Entries taken from a collection
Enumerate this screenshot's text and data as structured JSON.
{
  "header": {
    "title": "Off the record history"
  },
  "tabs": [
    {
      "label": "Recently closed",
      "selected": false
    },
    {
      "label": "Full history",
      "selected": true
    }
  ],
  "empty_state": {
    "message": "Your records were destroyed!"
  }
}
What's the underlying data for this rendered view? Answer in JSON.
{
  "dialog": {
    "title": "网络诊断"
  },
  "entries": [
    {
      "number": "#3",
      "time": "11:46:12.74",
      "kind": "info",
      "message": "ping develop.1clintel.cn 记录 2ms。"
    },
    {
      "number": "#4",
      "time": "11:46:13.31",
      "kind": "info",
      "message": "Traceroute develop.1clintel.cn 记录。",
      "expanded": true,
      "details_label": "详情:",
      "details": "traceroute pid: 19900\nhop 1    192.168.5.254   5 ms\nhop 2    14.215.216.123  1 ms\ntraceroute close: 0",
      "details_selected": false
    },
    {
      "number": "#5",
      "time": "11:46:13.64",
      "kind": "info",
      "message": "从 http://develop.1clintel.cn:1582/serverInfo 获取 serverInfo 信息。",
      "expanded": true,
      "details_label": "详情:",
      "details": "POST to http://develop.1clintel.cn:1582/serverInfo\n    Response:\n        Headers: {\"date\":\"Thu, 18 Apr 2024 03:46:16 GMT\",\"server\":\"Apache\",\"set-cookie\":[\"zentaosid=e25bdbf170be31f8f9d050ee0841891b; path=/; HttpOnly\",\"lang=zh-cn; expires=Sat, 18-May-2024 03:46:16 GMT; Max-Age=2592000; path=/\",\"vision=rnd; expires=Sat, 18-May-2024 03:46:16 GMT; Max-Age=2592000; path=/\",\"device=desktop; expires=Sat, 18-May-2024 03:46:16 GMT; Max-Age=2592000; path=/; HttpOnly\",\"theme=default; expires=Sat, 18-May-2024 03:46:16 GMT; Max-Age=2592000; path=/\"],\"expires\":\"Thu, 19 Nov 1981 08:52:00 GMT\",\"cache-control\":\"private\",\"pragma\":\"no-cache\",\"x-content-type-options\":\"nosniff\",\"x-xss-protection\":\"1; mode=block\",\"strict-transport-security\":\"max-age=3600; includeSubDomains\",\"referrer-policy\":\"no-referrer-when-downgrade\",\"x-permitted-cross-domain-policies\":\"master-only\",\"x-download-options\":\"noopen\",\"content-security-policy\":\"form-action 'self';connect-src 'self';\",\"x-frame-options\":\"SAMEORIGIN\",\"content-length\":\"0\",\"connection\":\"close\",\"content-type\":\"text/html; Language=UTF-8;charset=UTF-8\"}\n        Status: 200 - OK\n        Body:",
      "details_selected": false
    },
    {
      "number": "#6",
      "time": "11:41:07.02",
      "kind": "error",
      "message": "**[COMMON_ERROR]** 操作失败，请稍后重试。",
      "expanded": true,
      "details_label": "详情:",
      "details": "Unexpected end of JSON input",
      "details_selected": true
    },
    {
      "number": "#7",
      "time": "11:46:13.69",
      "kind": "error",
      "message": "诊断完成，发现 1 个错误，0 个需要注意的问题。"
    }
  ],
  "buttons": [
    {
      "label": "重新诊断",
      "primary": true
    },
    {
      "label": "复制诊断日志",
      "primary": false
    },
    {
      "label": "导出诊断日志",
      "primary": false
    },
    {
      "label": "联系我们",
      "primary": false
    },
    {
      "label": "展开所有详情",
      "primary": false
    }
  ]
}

## Objective:
Each entry above is to be set down again in exactly the same words.

## Answer to the exercise:
Enumerate this screenshot's text and data as structured JSON.
{
  "header": {
    "title": "Off the record history"
  },
  "tabs": [
    {
      "label": "Recently closed",
      "selected": false
    },
    {
      "label": "Full history",
      "selected": true
    }
  ],
  "empty_state": {
    "message": "Your records were destroyed!"
  }
}
What's the underlying data for this rendered view? Answer in JSON.
{
  "dialog": {
    "title": "网络诊断"
  },
  "entries": [
    {
      "number": "#3",
      "time": "11:46:12.74",
      "kind": "info",
      "message": "ping develop.1clintel.cn 记录 2ms。"
    },
    {
      "number": "#4",
      "time": "11:46:13.31",
      "kind": "info",
      "message": "Traceroute develop.1clintel.cn 记录。",
      "expanded": true,
      "details_label": "详情:",
      "details": "traceroute pid: 19900\nhop 1    192.168.5.254   5 ms\nhop 2    14.215.216.123  1 ms\ntraceroute close: 0",
      "details_selected": false
    },
    {
      "number": "#5",
      "time": "11:46:13.64",
      "kind": "info",
      "message": "从 http://develop.1clintel.cn:1582/serverInfo 获取 serverInfo 信息。",
      "expanded": true,
      "details_label": "详情:",
      "details": "POST to http://develop.1clintel.cn:1582/serverInfo\n    Response:\n        Headers: {\"date\":\"Thu, 18 Apr 2024 03:46:16 GMT\",\"server\":\"Apache\",\"set-cookie\":[\"zentaosid=e25bdbf170be31f8f9d050ee0841891b; path=/; HttpOnly\",\"lang=zh-cn; expires=Sat, 18-May-2024 03:46:16 GMT; Max-Age=2592000; path=/\",\"vision=rnd; expires=Sat, 18-May-2024 03:46:16 GMT; Max-Age=2592000; path=/\",\"device=desktop; expires=Sat, 18-May-2024 03:46:16 GMT; Max-Age=2592000; path=/; HttpOnly\",\"theme=default; expires=Sat, 18-May-2024 03:46:16 GMT; Max-Age=2592000; path=/\"],\"expires\":\"Thu, 19 Nov 1981 08:52:00 GMT\",\"cache-control\":\"private\",\"pragma\":\"no-cache\",\"x-content-type-options\":\"nosniff\",\"x-xss-protection\":\"1; mode=block\",\"strict-transport-security\":\"max-age=3600; includeSubDomains\",\"referrer-policy\":\"no-referrer-when-downgrade\",\"x-permitted-cross-domain-policies\":\"master-only\",\"x-download-options\":\"noopen\",\"content-security-policy\":\"form-action 'self';connect-src 'self';\",\"x-frame-options\":\"SAMEORIGIN\",\"content-length\":\"0\",\"connection\":\"close\",\"content-type\":\"text/html; Language=UTF-8;charset=UTF-8\"}\n        Status: 200 - OK\n        Body:",
      "details_selected": false
    },
    {
      "number": "#6",
      "time": "11:41:07.02",
      "kind": "error",
      "message": "**[COMMON_ERROR]** 操作失败，请稍后重试。",
      "expanded": true,
      "details_label": "详情:",
      "details": "Unexpected end of JSON input",
      "details_selected": true
    },
    {
      "number": "#7",
      "time": "11:46:13.69",
      "kind": "error",
      "message": "诊断完成，发现 1 个错误，0 个需要注意的问题。"
    }
  ],
  "buttons": [
    {
      "label": "重新诊断",
      "primary": true
    },
    {
      "label": "复制诊断日志",
      "primary": false
    },
    {
      "label": "导出诊断日志",
      "primary": false
    },
    {
      "label": "联系我们",
      "primary": false
    },
    {
      "label": "展开所有详情",
      "primary": false
    }
  ]
}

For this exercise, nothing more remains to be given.